▶ _What this task involves_: Can you retype every record below exactly as written?

▶ _Records provided_:
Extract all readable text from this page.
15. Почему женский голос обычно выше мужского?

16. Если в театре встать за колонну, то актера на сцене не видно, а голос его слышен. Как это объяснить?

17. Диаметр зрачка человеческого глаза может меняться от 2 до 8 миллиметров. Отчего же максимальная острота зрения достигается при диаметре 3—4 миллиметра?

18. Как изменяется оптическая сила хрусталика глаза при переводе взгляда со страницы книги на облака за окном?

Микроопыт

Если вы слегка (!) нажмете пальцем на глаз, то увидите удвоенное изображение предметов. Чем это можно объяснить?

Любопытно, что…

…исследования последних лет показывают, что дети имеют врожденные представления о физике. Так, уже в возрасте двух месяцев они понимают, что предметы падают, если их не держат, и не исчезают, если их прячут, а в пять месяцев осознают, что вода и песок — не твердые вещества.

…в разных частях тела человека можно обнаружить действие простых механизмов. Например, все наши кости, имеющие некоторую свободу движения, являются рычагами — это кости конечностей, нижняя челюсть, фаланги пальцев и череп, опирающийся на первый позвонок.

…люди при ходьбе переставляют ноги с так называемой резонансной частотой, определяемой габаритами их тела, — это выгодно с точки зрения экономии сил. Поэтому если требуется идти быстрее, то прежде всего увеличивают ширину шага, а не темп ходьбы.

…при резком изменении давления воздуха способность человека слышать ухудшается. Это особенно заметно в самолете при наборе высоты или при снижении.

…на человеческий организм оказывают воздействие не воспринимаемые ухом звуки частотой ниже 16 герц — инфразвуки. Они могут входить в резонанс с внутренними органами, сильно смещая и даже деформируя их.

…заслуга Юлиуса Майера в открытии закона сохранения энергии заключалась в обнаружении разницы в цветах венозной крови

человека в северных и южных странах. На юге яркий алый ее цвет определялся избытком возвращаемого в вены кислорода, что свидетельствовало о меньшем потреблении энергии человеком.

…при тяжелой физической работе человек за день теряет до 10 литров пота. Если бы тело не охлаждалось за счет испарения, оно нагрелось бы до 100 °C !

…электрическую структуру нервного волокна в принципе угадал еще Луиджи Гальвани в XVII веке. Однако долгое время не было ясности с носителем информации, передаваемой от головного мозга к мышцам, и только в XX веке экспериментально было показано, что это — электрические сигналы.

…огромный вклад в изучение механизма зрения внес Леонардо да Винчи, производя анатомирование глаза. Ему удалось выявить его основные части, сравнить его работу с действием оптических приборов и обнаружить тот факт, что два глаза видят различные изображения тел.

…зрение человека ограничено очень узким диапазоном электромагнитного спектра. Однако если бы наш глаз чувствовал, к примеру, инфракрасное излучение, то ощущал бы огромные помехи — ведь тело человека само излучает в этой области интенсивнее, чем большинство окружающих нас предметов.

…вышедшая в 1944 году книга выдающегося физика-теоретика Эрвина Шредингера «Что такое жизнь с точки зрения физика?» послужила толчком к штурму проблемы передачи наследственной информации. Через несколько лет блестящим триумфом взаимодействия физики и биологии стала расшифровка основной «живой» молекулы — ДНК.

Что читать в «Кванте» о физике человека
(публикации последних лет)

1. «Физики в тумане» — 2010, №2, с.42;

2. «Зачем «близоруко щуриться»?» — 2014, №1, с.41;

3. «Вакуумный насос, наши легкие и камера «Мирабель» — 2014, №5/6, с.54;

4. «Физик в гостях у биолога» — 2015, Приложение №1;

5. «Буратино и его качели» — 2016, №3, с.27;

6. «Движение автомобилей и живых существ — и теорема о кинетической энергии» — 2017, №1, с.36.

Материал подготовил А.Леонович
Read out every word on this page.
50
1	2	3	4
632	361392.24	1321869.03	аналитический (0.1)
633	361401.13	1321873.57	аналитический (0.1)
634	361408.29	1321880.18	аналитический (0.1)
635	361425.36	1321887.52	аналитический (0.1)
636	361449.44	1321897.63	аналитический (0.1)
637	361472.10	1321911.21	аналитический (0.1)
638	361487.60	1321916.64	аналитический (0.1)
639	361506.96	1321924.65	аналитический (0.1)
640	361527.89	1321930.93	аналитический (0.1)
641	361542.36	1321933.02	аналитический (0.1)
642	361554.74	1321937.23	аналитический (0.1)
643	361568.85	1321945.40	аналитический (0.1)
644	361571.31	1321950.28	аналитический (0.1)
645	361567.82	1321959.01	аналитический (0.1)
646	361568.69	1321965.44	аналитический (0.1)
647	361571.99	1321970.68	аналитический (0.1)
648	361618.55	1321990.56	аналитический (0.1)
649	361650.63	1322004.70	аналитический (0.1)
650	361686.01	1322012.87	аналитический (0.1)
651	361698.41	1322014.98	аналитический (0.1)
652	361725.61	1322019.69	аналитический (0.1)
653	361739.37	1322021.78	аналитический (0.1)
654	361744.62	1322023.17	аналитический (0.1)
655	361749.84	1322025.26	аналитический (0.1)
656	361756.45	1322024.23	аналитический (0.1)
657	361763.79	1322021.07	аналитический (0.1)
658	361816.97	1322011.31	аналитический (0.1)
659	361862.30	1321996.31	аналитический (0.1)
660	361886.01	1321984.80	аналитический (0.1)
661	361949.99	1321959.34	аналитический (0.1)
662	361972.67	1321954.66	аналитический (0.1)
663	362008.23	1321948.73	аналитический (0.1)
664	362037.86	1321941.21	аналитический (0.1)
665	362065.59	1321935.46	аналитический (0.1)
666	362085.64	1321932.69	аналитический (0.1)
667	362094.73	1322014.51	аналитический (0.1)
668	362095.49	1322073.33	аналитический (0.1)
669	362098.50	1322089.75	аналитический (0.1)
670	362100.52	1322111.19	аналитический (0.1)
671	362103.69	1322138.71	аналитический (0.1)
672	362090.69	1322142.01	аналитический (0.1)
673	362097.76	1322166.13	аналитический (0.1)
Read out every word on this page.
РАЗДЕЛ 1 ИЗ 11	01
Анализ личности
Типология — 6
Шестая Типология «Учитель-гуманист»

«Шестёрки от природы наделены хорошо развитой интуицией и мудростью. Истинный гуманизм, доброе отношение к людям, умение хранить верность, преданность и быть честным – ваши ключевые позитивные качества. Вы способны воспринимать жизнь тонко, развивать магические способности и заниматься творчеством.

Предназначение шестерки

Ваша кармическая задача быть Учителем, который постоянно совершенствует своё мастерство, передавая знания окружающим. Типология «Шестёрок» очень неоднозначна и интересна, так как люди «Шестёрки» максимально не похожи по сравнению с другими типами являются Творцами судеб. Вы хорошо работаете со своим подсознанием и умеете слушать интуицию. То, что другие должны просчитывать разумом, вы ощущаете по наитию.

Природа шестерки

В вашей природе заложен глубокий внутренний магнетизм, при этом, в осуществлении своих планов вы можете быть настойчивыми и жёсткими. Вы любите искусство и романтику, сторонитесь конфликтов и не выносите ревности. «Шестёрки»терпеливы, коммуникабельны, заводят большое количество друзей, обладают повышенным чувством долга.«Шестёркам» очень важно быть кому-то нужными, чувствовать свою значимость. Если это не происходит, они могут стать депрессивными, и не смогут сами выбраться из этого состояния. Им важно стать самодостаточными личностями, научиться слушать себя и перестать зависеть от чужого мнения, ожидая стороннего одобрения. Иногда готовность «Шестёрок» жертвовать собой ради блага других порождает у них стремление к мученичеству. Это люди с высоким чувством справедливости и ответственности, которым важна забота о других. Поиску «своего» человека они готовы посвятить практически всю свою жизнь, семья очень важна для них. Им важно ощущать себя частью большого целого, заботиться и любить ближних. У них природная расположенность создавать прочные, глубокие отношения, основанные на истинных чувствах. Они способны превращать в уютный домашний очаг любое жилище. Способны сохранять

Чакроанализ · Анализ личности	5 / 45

▶ _In response_:
Extract all readable text from this page.
15. Почему женский голос обычно выше мужского?

16. Если в театре встать за колонну, то актера на сцене не видно, а голос его слышен. Как это объяснить?

17. Диаметр зрачка человеческого глаза может меняться от 2 до 8 миллиметров. Отчего же максимальная острота зрения достигается при диаметре 3—4 миллиметра?

18. Как изменяется оптическая сила хрусталика глаза при переводе взгляда со страницы книги на облака за окном?

Микроопыт

Если вы слегка (!) нажмете пальцем на глаз, то увидите удвоенное изображение предметов. Чем это можно объяснить?

Любопытно, что…

…исследования последних лет показывают, что дети имеют врожденные представления о физике. Так, уже в возрасте двух месяцев они понимают, что предметы падают, если их не держат, и не исчезают, если их прячут, а в пять месяцев осознают, что вода и песок — не твердые вещества.

…в разных частях тела человека можно обнаружить действие простых механизмов. Например, все наши кости, имеющие некоторую свободу движения, являются рычагами — это кости конечностей, нижняя челюсть, фаланги пальцев и череп, опирающийся на первый позвонок.

…люди при ходьбе переставляют ноги с так называемой резонансной частотой, определяемой габаритами их тела, — это выгодно с точки зрения экономии сил. Поэтому если требуется идти быстрее, то прежде всего увеличивают ширину шага, а не темп ходьбы.

…при резком изменении давления воздуха способность человека слышать ухудшается. Это особенно заметно в самолете при наборе высоты или при снижении.

…на человеческий организм оказывают воздействие не воспринимаемые ухом звуки частотой ниже 16 герц — инфразвуки. Они могут входить в резонанс с внутренними органами, сильно смещая и даже деформируя их.

…заслуга Юлиуса Майера в открытии закона сохранения энергии заключалась в обнаружении разницы в цветах венозной крови

человека в северных и южных странах. На юге яркий алый ее цвет определялся избытком возвращаемого в вены кислорода, что свидетельствовало о меньшем потреблении энергии человеком.

…при тяжелой физической работе человек за день теряет до 10 литров пота. Если бы тело не охлаждалось за счет испарения, оно нагрелось бы до 100 °C !

…электрическую структуру нервного волокна в принципе угадал еще Луиджи Гальвани в XVII веке. Однако долгое время не было ясности с носителем информации, передаваемой от головного мозга к мышцам, и только в XX веке экспериментально было показано, что это — электрические сигналы.

…огромный вклад в изучение механизма зрения внес Леонардо да Винчи, производя анатомирование глаза. Ему удалось выявить его основные части, сравнить его работу с действием оптических приборов и обнаружить тот факт, что два глаза видят различные изображения тел.

…зрение человека ограничено очень узким диапазоном электромагнитного спектра. Однако если бы наш глаз чувствовал, к примеру, инфракрасное излучение, то ощущал бы огромные помехи — ведь тело человека само излучает в этой области интенсивнее, чем большинство окружающих нас предметов.

…вышедшая в 1944 году книга выдающегося физика-теоретика Эрвина Шредингера «Что такое жизнь с точки зрения физика?» послужила толчком к штурму проблемы передачи наследственной информации. Через несколько лет блестящим триумфом взаимодействия физики и биологии стала расшифровка основной «живой» молекулы — ДНК.

Что читать в «Кванте» о физике человека
(публикации последних лет)

1. «Физики в тумане» — 2010, №2, с.42;

2. «Зачем «близоруко щуриться»?» — 2014, №1, с.41;

3. «Вакуумный насос, наши легкие и камера «Мирабель» — 2014, №5/6, с.54;

4. «Физик в гостях у биолога» — 2015, Приложение №1;

5. «Буратино и его качели» — 2016, №3, с.27;

6. «Движение автомобилей и живых существ — и теорема о кинетической энергии» — 2017, №1, с.36.

Материал подготовил А.Леонович
Read out every word on this page.
50
1	2	3	4
632	361392.24	1321869.03	аналитический (0.1)
633	361401.13	1321873.57	аналитический (0.1)
634	361408.29	1321880.18	аналитический (0.1)
635	361425.36	1321887.52	аналитический (0.1)
636	361449.44	1321897.63	аналитический (0.1)
637	361472.10	1321911.21	аналитический (0.1)
638	361487.60	1321916.64	аналитический (0.1)
639	361506.96	1321924.65	аналитический (0.1)
640	361527.89	1321930.93	аналитический (0.1)
641	361542.36	1321933.02	аналитический (0.1)
642	361554.74	1321937.23	аналитический (0.1)
643	361568.85	1321945.40	аналитический (0.1)
644	361571.31	1321950.28	аналитический (0.1)
645	361567.82	1321959.01	аналитический (0.1)
646	361568.69	1321965.44	аналитический (0.1)
647	361571.99	1321970.68	аналитический (0.1)
648	361618.55	1321990.56	аналитический (0.1)
649	361650.63	1322004.70	аналитический (0.1)
650	361686.01	1322012.87	аналитический (0.1)
651	361698.41	1322014.98	аналитический (0.1)
652	361725.61	1322019.69	аналитический (0.1)
653	361739.37	1322021.78	аналитический (0.1)
654	361744.62	1322023.17	аналитический (0.1)
655	361749.84	1322025.26	аналитический (0.1)
656	361756.45	1322024.23	аналитический (0.1)
657	361763.79	1322021.07	аналитический (0.1)
658	361816.97	1322011.31	аналитический (0.1)
659	361862.30	1321996.31	аналитический (0.1)
660	361886.01	1321984.80	аналитический (0.1)
661	361949.99	1321959.34	аналитический (0.1)
662	361972.67	1321954.66	аналитический (0.1)
663	362008.23	1321948.73	аналитический (0.1)
664	362037.86	1321941.21	аналитический (0.1)
665	362065.59	1321935.46	аналитический (0.1)
666	362085.64	1321932.69	аналитический (0.1)
667	362094.73	1322014.51	аналитический (0.1)
668	362095.49	1322073.33	аналитический (0.1)
669	362098.50	1322089.75	аналитический (0.1)
670	362100.52	1322111.19	аналитический (0.1)
671	362103.69	1322138.71	аналитический (0.1)
672	362090.69	1322142.01	аналитический (0.1)
673	362097.76	1322166.13	аналитический (0.1)
Read out every word on this page.
РАЗДЕЛ 1 ИЗ 11	01
Анализ личности
Типология — 6
Шестая Типология «Учитель-гуманист»

«Шестёрки от природы наделены хорошо развитой интуицией и мудростью. Истинный гуманизм, доброе отношение к людям, умение хранить верность, преданность и быть честным – ваши ключевые позитивные качества. Вы способны воспринимать жизнь тонко, развивать магические способности и заниматься творчеством.

Предназначение шестерки

Ваша кармическая задача быть Учителем, который постоянно совершенствует своё мастерство, передавая знания окружающим. Типология «Шестёрок» очень неоднозначна и интересна, так как люди «Шестёрки» максимально не похожи по сравнению с другими типами являются Творцами судеб. Вы хорошо работаете со своим подсознанием и умеете слушать интуицию. То, что другие должны просчитывать разумом, вы ощущаете по наитию.

Природа шестерки

В вашей природе заложен глубокий внутренний магнетизм, при этом, в осуществлении своих планов вы можете быть настойчивыми и жёсткими. Вы любите искусство и романтику, сторонитесь конфликтов и не выносите ревности. «Шестёрки»терпеливы, коммуникабельны, заводят большое количество друзей, обладают повышенным чувством долга.«Шестёркам» очень важно быть кому-то нужными, чувствовать свою значимость. Если это не происходит, они могут стать депрессивными, и не смогут сами выбраться из этого состояния. Им важно стать самодостаточными личностями, научиться слушать себя и перестать зависеть от чужого мнения, ожидая стороннего одобрения. Иногда готовность «Шестёрок» жертвовать собой ради блага других порождает у них стремление к мученичеству. Это люди с высоким чувством справедливости и ответственности, которым важна забота о других. Поиску «своего» человека они готовы посвятить практически всю свою жизнь, семья очень важна для них. Им важно ощущать себя частью большого целого, заботиться и любить ближних. У них природная расположенность создавать прочные, глубокие отношения, основанные на истинных чувствах. Они способны превращать в уютный домашний очаг любое жилище. Способны сохранять

Чакроанализ · Анализ личности	5 / 45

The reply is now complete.